(Data records)
==================================================

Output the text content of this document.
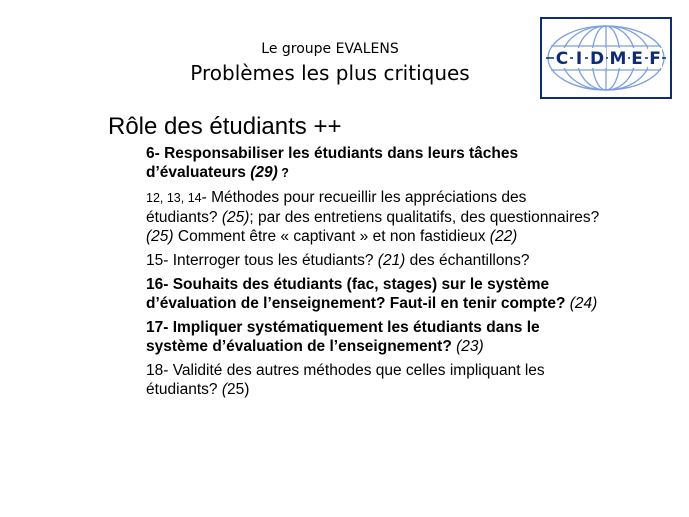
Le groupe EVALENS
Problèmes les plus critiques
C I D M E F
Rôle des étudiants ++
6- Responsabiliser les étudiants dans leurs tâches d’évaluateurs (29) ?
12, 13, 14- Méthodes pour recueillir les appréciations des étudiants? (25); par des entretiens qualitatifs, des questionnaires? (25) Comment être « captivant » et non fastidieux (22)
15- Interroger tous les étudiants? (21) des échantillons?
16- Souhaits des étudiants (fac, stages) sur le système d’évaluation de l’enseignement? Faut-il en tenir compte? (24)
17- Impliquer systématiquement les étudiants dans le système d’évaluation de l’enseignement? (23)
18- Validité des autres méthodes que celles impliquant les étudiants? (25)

==================================================

| What is required |
Gather each line in the data that holds the string "évaluation".

| Problem solution |
16- Souhaits des étudiants (fac, stages) sur le système d’évaluation de l’enseignement? Faut-il en tenir compte? (24)
17- Impliquer systématiquement les étudiants dans le système d’évaluation de l’enseignement? (23)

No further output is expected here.